--- Begin Source material ---
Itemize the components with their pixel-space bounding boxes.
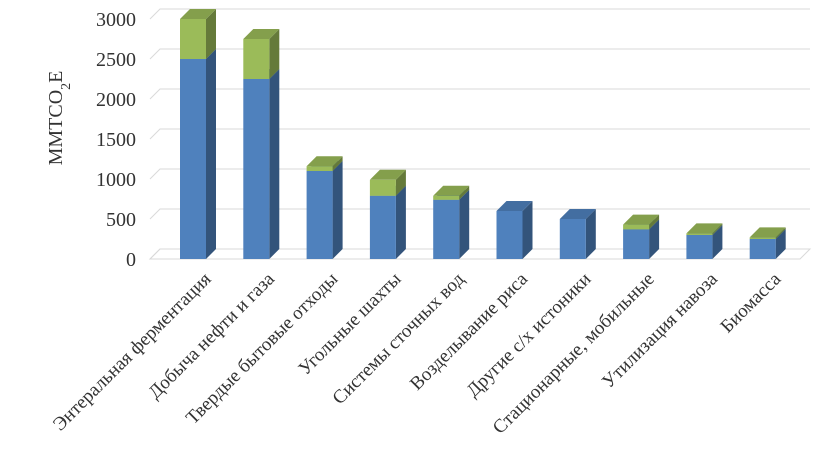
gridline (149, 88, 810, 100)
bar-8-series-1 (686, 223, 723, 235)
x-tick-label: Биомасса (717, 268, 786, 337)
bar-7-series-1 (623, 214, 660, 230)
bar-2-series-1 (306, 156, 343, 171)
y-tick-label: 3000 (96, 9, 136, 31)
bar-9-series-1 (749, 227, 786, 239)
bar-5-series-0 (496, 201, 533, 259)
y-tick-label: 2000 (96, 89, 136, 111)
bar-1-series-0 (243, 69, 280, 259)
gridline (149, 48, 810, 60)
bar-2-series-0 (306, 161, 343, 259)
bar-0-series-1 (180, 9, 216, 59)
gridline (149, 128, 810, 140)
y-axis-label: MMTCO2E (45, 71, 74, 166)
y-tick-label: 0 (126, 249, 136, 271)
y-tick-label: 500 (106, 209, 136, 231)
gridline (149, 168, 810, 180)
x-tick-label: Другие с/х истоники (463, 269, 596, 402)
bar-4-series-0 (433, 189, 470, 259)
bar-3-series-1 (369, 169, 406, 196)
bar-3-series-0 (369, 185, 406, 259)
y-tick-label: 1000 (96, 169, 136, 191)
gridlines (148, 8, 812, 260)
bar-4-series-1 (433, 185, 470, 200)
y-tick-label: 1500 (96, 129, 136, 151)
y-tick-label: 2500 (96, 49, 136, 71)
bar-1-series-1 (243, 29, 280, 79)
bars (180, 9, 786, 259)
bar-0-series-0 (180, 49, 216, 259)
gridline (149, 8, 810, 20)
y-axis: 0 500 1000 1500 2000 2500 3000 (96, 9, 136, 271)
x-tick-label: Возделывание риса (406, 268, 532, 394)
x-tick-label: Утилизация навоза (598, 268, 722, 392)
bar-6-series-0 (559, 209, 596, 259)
--- End Source material ---
--- Begin Source material ---
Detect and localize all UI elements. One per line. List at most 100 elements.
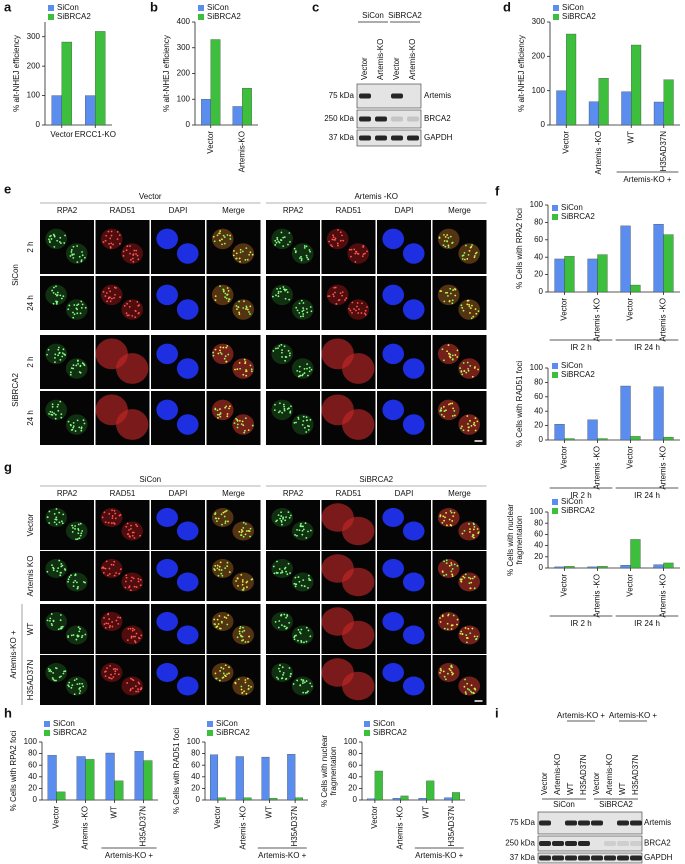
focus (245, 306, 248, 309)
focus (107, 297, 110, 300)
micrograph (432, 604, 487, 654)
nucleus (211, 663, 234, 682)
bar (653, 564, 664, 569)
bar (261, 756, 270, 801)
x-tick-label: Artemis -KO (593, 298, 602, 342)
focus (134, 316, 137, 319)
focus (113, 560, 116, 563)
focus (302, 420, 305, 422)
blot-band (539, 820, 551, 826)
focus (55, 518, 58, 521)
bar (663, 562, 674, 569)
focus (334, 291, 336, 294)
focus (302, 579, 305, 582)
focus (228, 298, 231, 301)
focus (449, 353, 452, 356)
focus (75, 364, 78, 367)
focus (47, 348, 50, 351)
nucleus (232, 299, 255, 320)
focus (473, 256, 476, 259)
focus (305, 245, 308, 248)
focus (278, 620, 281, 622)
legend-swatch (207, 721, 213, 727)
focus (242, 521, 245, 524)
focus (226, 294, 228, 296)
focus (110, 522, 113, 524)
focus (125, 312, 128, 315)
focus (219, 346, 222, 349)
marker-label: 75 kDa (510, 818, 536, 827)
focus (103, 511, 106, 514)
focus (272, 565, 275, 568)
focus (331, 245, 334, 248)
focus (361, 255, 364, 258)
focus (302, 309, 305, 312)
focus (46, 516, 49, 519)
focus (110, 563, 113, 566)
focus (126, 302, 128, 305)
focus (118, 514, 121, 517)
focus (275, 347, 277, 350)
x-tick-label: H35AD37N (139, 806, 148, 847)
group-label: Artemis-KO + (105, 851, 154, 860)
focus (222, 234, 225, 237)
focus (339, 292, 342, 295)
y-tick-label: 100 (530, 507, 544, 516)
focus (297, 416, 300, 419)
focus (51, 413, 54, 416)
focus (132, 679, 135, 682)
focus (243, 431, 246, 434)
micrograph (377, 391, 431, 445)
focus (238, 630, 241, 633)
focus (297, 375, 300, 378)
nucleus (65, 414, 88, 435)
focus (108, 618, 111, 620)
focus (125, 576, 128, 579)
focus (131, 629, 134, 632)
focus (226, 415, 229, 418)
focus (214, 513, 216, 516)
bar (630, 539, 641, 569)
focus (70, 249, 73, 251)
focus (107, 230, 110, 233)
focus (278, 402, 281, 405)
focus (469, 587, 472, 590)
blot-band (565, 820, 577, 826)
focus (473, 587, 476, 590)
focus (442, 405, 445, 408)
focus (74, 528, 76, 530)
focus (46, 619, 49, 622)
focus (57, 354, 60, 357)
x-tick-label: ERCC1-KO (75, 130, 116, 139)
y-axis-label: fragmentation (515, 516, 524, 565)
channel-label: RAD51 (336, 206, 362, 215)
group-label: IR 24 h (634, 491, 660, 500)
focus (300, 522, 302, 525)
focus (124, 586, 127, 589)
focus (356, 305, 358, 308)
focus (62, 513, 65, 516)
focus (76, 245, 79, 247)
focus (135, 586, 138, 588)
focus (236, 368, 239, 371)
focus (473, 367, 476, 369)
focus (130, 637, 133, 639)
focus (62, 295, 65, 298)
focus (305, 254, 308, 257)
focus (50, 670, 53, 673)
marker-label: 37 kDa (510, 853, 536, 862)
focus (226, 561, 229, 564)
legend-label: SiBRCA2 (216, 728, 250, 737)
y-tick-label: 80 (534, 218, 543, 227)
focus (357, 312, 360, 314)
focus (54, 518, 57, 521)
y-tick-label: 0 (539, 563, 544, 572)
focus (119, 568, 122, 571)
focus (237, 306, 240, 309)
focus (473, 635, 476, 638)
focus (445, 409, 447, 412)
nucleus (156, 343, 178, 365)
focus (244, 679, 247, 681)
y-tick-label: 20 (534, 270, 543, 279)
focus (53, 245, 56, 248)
--- End Source material ---
--- Begin Source material ---
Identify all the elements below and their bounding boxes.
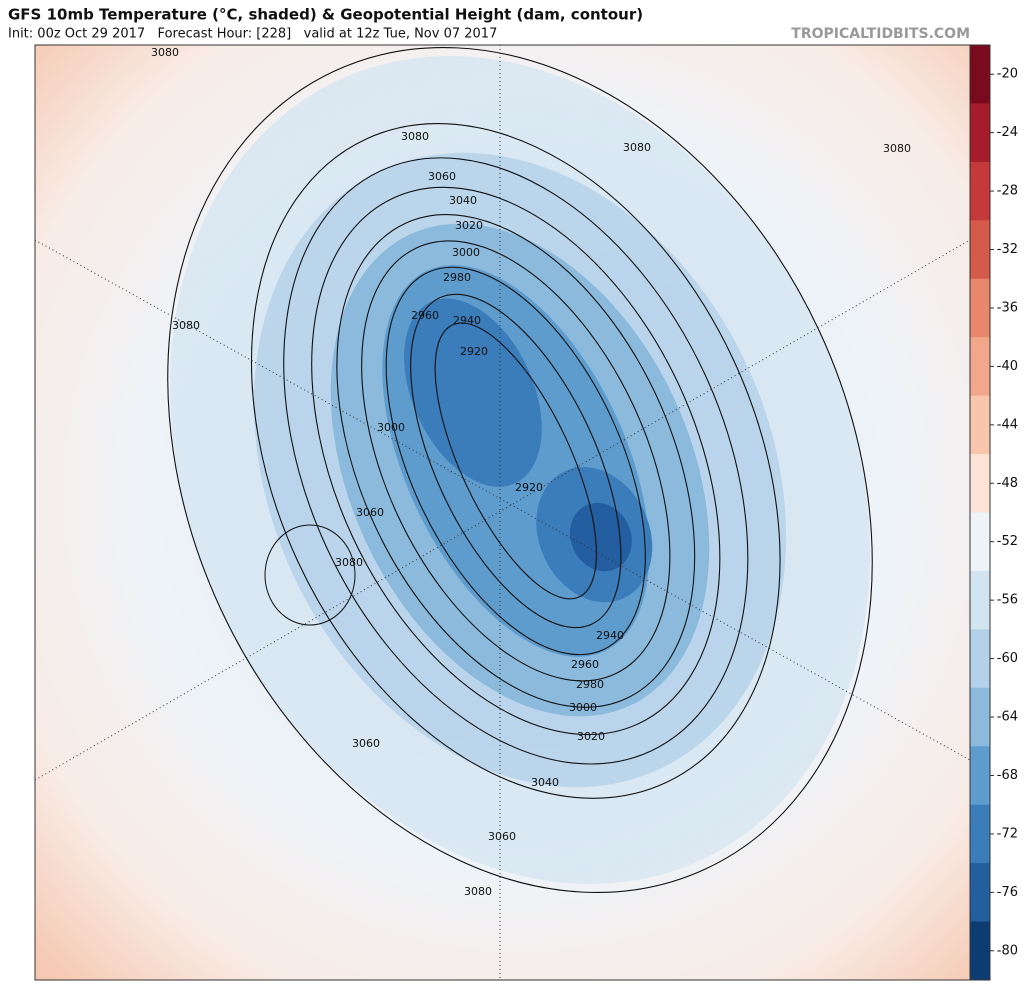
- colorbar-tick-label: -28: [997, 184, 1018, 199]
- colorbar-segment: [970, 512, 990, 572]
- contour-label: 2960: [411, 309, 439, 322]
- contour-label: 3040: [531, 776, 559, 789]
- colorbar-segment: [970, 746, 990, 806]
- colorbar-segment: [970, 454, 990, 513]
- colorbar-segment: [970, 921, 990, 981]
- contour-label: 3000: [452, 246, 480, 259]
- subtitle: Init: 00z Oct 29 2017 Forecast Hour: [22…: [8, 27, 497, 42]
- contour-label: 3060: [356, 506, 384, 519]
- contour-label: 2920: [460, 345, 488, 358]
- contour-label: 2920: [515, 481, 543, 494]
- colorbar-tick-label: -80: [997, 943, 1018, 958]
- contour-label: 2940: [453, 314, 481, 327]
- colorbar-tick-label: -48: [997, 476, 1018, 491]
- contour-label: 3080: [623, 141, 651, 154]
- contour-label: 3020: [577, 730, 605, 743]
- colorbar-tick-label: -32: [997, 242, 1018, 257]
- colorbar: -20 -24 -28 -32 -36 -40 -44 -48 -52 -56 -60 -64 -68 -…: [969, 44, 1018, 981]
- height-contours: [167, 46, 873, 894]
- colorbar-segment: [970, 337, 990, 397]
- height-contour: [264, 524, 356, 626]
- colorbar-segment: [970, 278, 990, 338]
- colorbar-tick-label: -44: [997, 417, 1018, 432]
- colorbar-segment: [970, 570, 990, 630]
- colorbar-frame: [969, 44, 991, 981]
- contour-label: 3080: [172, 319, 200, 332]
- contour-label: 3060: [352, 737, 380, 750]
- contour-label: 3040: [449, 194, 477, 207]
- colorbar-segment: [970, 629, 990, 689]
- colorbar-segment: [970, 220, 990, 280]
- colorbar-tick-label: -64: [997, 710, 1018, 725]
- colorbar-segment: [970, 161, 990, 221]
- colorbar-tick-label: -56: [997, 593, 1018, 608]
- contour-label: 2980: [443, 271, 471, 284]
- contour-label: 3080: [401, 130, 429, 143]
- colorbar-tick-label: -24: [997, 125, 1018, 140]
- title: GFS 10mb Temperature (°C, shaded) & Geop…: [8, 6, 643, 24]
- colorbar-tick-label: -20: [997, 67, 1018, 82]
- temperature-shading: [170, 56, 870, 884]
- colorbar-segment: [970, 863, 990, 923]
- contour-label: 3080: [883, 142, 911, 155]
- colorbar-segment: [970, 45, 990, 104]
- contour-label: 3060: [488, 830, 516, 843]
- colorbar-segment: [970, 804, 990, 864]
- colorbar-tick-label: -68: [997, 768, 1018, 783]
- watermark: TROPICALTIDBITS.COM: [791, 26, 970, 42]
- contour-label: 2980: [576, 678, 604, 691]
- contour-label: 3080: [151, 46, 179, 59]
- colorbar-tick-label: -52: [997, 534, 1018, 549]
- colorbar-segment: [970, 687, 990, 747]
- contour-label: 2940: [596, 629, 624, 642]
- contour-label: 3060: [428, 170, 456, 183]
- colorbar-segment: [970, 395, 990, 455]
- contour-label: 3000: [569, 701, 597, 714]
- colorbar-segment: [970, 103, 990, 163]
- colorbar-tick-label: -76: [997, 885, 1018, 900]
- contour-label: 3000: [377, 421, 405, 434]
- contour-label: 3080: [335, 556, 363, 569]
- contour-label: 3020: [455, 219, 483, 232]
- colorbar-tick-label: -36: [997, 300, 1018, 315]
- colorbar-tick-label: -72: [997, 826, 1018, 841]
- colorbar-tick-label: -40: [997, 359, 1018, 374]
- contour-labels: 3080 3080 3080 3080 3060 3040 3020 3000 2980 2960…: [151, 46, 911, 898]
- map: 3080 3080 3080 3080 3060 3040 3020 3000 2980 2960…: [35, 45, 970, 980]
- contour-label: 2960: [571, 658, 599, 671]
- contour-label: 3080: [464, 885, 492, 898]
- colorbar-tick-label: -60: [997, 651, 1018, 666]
--- End Source material ---
■ **What you have to do**
Could you swap "micrograph" for "image" in the records, starting with the line that contains "focus (245, 306, 248, 309)" and going on through the line that contains "focus (47, 348, 50, 351)", and return only those lines with nothing else changed?

■ **Task output**
focus (245, 306, 248, 309)
focus (107, 297, 110, 300)
image (432, 604, 487, 654)
nucleus (211, 663, 234, 682)
bar (653, 564, 664, 569)
bar (261, 756, 270, 801)
x-tick-label: Artemis -KO (593, 298, 602, 342)
focus (134, 316, 137, 319)
focus (113, 560, 116, 563)
focus (302, 420, 305, 422)
blot-band (539, 820, 551, 826)
focus (55, 518, 58, 521)
bar (663, 562, 674, 569)
focus (334, 291, 336, 294)
focus (302, 579, 305, 582)
focus (228, 298, 231, 301)
focus (449, 353, 452, 356)
focus (75, 364, 78, 367)
focus (47, 348, 50, 351)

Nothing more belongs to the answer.